**Goal**
From the listing below, extract every line in which the word "всех" appears.

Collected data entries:

- - - - - - -

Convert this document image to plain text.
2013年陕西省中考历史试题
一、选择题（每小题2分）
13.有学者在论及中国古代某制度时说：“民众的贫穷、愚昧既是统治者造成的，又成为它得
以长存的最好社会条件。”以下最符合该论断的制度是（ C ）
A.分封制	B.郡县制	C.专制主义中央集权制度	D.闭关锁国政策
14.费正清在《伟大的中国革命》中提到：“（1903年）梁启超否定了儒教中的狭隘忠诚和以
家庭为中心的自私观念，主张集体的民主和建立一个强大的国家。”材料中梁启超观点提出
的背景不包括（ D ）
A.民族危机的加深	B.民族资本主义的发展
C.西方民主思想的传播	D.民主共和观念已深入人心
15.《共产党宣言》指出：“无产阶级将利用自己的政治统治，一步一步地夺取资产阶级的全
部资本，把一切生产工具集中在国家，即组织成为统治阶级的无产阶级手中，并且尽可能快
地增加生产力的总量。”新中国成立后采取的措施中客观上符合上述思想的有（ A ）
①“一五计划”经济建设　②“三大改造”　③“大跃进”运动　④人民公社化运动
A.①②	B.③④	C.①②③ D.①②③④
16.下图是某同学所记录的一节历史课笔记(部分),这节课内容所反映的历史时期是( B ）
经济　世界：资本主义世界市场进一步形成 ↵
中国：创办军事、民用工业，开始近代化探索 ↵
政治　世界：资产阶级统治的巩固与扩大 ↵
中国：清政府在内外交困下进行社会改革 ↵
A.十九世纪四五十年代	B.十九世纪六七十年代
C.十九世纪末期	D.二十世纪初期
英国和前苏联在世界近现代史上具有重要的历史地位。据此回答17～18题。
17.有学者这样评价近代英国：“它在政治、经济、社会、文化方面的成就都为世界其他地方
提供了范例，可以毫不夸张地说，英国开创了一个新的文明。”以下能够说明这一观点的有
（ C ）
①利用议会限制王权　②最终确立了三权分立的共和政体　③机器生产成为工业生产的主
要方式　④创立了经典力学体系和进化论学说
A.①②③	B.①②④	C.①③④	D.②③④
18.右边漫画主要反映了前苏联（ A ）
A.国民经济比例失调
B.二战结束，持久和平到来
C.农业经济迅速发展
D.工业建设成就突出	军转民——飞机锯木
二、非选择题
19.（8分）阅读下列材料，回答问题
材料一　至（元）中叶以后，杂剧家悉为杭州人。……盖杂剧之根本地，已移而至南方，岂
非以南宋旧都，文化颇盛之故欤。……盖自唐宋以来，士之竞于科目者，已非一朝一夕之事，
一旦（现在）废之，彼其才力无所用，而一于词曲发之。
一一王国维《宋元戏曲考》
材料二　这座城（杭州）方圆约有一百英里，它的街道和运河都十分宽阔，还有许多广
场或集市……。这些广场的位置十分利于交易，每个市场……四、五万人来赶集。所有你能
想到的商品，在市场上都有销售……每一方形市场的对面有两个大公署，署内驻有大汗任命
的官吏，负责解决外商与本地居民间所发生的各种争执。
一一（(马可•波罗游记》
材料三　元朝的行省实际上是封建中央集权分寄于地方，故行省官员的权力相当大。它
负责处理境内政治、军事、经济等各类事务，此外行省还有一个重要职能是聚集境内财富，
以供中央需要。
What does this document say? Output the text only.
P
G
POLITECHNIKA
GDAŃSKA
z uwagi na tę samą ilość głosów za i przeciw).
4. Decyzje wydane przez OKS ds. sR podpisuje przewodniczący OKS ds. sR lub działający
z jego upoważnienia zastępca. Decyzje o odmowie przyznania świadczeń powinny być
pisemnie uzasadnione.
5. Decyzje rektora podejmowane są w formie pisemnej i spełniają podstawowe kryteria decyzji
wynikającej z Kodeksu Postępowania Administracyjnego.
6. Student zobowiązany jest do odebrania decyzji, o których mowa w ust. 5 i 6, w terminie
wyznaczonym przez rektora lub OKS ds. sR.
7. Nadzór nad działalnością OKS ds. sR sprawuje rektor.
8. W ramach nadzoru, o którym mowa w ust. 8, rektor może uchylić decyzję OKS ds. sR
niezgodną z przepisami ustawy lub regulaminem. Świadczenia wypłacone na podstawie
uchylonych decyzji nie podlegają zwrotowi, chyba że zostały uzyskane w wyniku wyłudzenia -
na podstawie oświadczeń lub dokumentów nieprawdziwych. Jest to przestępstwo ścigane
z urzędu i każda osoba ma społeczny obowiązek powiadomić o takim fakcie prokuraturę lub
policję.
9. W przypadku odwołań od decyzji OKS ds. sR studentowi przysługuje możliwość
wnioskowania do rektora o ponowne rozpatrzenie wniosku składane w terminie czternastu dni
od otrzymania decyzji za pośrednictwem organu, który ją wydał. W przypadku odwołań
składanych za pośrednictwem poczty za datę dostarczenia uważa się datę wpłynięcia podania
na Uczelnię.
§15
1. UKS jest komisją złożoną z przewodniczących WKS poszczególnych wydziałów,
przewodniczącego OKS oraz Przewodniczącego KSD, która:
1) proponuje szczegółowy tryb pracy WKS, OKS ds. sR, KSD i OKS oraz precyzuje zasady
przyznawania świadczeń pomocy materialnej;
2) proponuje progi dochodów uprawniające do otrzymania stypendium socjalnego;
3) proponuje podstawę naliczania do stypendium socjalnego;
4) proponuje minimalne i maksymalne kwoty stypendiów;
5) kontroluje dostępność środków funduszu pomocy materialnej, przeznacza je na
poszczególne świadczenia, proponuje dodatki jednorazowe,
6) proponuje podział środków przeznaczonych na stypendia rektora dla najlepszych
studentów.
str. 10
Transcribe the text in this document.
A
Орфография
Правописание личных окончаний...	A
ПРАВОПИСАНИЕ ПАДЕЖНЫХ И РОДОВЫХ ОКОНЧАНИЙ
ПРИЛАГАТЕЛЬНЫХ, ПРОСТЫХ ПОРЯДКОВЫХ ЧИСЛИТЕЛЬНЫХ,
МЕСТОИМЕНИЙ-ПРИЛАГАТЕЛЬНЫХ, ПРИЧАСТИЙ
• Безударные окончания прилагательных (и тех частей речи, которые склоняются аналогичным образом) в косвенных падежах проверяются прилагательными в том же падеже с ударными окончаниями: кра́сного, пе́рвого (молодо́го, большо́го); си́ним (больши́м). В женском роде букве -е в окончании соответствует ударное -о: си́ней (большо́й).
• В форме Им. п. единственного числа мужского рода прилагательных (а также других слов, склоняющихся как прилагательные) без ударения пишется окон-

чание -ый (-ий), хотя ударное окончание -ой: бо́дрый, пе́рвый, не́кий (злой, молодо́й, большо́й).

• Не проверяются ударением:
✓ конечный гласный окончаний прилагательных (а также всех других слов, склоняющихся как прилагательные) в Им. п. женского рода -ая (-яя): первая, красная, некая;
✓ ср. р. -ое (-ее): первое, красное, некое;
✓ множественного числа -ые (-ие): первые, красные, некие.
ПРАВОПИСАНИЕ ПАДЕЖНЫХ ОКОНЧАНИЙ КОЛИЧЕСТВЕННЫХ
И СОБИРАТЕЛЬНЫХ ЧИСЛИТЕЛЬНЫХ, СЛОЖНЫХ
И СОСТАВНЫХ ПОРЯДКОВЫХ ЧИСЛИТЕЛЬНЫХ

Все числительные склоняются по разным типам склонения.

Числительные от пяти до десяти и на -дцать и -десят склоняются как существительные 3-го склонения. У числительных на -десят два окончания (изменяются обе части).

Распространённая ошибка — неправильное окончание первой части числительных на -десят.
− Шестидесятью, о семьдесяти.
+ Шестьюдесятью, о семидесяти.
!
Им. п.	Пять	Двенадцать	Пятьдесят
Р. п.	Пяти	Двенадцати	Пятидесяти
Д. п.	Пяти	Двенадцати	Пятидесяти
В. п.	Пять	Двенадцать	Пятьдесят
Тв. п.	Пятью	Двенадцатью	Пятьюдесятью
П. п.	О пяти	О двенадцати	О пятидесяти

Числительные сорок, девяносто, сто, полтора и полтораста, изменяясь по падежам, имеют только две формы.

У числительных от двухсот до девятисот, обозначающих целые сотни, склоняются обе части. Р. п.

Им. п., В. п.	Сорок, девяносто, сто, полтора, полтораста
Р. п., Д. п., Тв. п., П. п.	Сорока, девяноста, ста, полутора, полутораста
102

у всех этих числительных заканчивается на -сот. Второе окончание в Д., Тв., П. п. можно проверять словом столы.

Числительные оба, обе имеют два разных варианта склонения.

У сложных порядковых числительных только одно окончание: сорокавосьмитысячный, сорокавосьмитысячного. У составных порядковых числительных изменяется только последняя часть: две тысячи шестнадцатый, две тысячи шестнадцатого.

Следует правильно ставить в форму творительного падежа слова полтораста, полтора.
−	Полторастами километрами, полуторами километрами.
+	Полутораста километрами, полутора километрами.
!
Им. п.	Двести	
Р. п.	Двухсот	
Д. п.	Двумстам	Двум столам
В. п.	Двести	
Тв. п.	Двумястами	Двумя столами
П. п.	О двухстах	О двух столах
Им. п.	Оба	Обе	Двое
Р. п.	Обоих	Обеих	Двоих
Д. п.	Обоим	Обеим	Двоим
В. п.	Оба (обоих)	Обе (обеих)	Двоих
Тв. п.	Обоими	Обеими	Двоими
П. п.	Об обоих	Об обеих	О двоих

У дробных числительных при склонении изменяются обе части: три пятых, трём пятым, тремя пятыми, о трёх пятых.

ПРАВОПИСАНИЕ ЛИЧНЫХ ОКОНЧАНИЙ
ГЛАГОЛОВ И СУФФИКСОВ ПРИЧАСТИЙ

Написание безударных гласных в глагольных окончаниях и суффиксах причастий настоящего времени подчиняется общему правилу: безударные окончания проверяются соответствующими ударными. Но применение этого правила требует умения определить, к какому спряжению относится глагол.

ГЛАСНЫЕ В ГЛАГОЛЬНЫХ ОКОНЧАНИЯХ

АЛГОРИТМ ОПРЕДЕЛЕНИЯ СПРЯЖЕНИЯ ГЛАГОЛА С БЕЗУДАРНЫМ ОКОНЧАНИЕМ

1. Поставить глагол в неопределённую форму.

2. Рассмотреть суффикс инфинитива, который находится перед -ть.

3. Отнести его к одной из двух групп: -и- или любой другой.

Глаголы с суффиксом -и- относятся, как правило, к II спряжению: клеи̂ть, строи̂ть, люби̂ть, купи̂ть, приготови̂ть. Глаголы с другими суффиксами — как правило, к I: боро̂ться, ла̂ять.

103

- - - - - - -

**Answer to this task**
✓ конечный гласный окончаний прилагательных (а также всех других слов, склоняющихся как прилагательные) в Им. п. женского рода -ая (-яя): первая, красная, некая;
у всех этих числительных заканчивается на -сот. Второе окончание в Д., Тв., П. п. можно проверять словом столы.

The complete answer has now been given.